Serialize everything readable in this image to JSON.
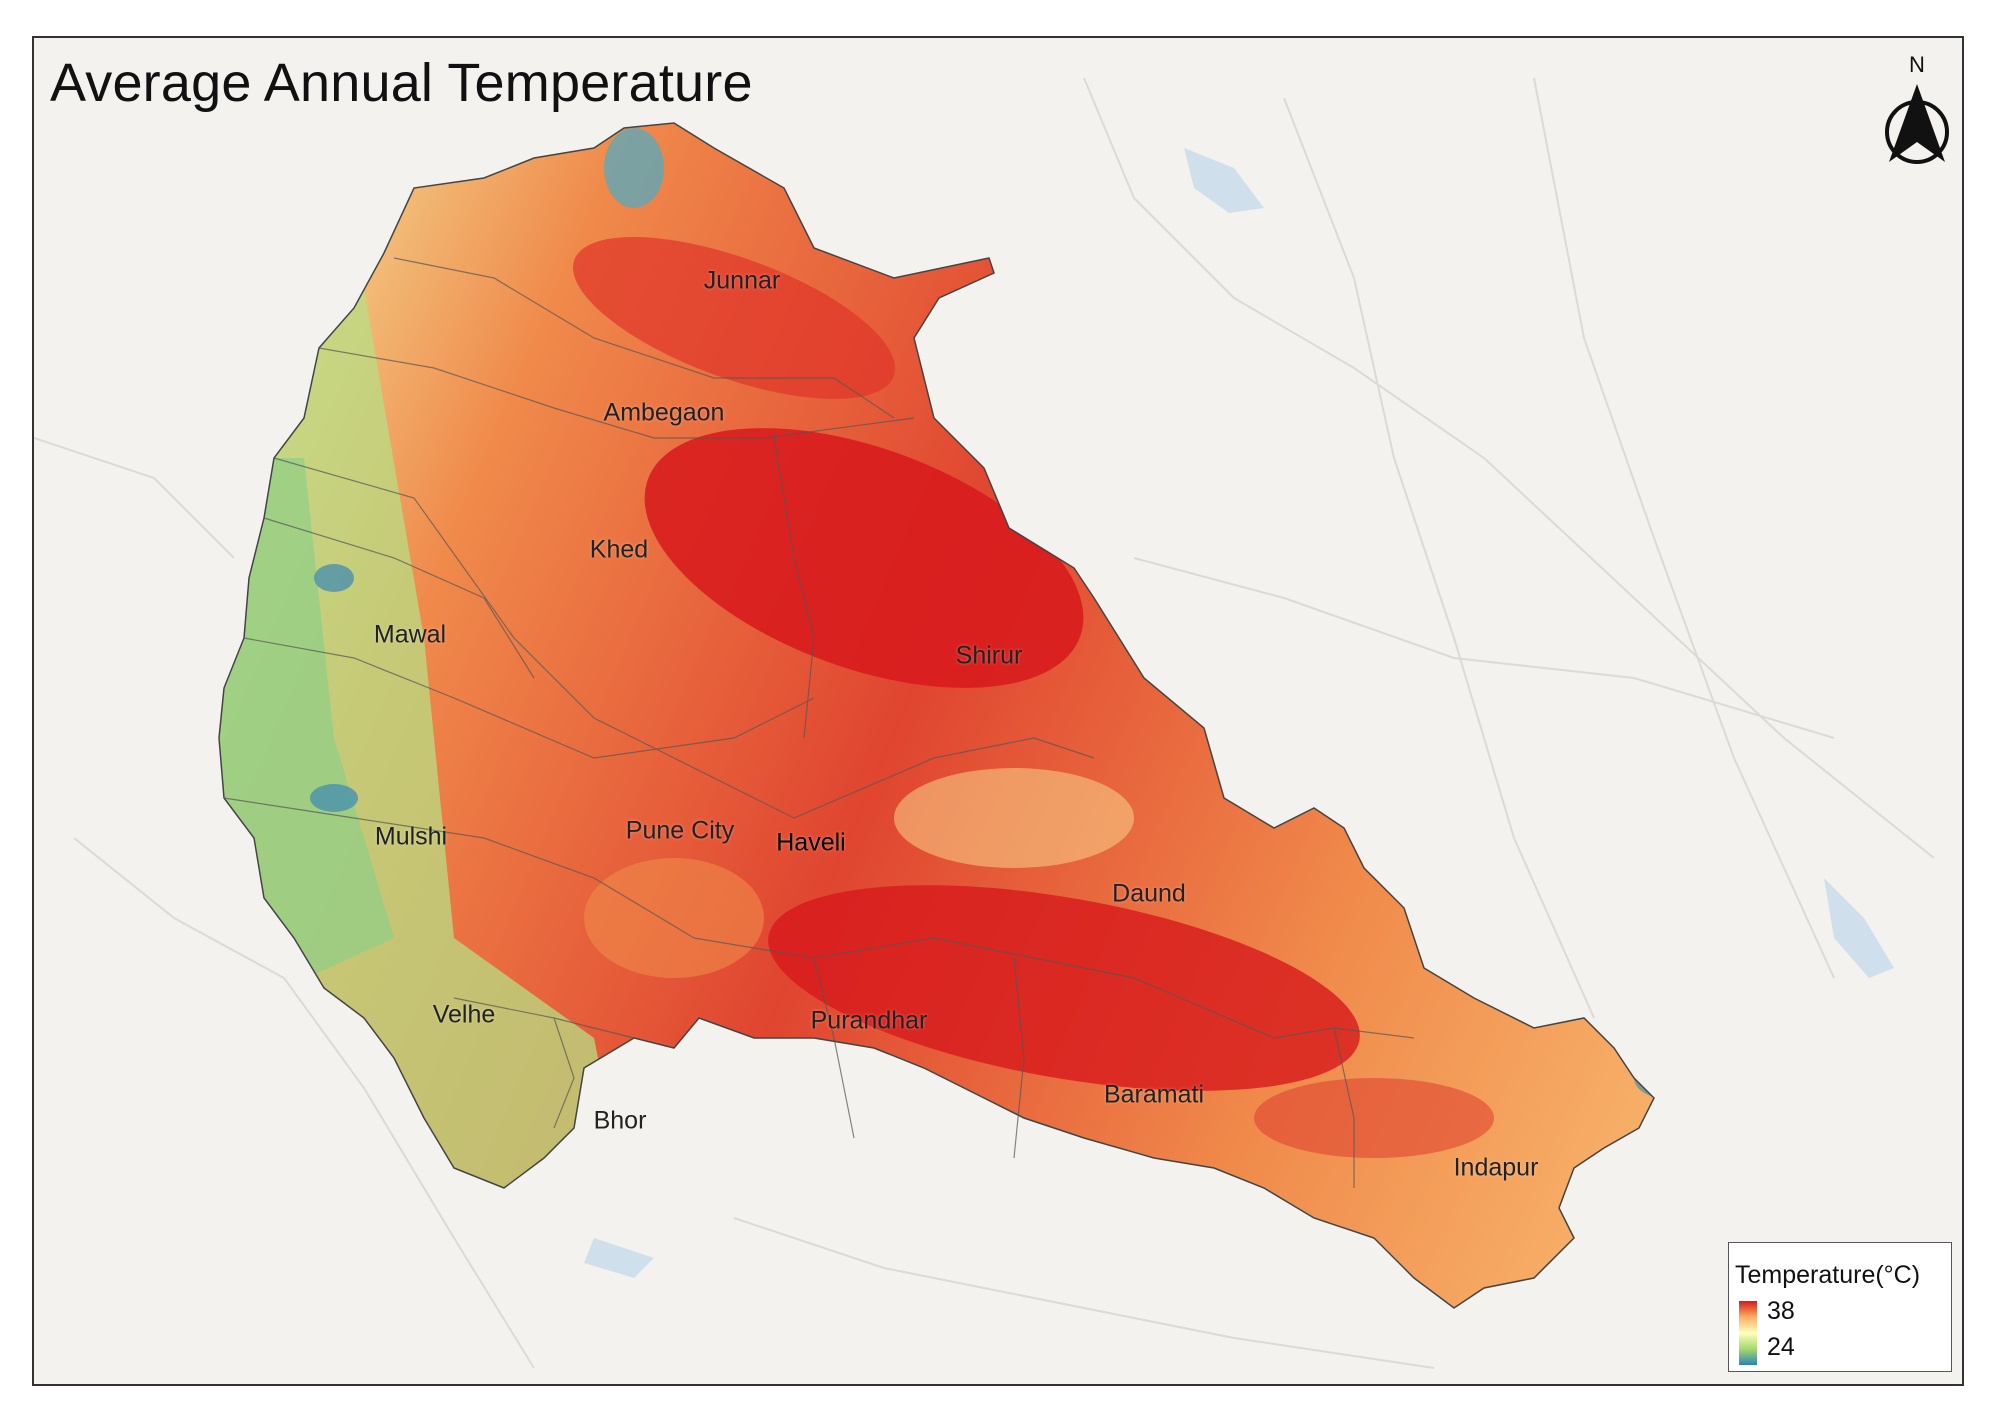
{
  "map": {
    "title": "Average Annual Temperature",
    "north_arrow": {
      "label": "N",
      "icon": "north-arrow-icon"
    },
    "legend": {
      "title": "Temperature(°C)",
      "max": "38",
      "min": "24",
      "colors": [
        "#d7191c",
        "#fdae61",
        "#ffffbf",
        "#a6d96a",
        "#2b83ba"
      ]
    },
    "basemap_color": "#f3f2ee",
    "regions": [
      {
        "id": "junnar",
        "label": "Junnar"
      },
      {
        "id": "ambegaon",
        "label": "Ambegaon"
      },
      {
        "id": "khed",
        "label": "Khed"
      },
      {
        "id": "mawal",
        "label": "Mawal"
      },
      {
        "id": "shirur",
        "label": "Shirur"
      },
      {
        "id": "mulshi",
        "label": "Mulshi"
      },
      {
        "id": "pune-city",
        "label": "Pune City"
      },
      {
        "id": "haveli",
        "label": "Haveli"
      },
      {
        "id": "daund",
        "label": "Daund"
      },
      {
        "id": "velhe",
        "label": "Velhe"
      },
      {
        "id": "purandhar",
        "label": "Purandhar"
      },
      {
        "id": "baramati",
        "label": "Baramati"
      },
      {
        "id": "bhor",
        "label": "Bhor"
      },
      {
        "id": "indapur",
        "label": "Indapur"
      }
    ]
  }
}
==
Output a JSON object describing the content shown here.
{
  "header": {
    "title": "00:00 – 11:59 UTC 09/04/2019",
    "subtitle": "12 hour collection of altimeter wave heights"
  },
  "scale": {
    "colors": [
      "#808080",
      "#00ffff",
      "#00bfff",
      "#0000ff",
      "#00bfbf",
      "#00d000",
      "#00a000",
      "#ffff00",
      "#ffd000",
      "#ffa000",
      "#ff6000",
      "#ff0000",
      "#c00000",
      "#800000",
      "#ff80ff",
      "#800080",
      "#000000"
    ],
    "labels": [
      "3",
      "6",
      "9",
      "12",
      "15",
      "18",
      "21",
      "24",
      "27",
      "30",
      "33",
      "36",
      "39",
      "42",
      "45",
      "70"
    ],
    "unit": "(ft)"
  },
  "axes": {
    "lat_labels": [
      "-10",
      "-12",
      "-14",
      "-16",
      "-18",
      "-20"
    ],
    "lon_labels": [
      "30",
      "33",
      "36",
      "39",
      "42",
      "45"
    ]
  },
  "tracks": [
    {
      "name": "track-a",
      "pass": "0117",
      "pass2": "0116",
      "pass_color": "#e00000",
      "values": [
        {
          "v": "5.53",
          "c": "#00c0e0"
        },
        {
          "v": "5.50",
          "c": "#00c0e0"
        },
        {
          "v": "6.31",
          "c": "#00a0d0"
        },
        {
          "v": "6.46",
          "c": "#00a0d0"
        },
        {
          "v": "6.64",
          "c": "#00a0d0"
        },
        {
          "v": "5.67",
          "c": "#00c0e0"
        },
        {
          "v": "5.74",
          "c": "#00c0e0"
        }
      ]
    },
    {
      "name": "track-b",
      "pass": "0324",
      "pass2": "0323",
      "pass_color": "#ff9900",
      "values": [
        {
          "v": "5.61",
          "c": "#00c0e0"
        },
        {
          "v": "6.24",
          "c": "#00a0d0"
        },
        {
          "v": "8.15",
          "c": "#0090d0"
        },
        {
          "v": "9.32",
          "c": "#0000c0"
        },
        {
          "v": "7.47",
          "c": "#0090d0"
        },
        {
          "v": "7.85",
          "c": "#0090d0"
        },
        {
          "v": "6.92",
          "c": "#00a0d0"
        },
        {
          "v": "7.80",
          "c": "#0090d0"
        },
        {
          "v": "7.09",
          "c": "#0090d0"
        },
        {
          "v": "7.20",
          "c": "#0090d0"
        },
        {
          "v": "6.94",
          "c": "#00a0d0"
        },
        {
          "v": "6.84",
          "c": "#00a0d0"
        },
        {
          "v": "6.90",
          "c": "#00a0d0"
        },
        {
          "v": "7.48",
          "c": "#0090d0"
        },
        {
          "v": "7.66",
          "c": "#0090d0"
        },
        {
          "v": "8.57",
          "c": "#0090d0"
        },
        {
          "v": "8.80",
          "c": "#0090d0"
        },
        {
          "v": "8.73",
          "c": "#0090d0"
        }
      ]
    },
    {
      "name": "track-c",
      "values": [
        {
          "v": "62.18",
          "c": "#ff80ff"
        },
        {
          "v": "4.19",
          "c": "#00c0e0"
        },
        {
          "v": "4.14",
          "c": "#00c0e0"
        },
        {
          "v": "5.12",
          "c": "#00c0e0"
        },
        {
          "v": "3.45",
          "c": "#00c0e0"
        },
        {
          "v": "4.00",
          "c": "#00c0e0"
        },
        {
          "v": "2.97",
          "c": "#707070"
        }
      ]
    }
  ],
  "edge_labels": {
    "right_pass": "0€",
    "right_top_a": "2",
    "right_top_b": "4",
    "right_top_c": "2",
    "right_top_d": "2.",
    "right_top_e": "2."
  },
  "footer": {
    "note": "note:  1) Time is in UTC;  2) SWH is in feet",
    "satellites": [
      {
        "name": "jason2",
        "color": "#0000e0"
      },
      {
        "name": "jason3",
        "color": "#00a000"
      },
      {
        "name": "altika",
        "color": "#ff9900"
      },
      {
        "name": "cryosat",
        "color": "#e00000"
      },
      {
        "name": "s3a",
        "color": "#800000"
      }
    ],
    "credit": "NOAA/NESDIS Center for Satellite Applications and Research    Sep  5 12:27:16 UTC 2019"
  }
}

» Aim of the exercise: Wherever the word "Temperature" occurs in a line of the listing, copy that line.

» Solved exercise:
    "title": "Average Annual Temperature",
      "title": "Temperature(°C)",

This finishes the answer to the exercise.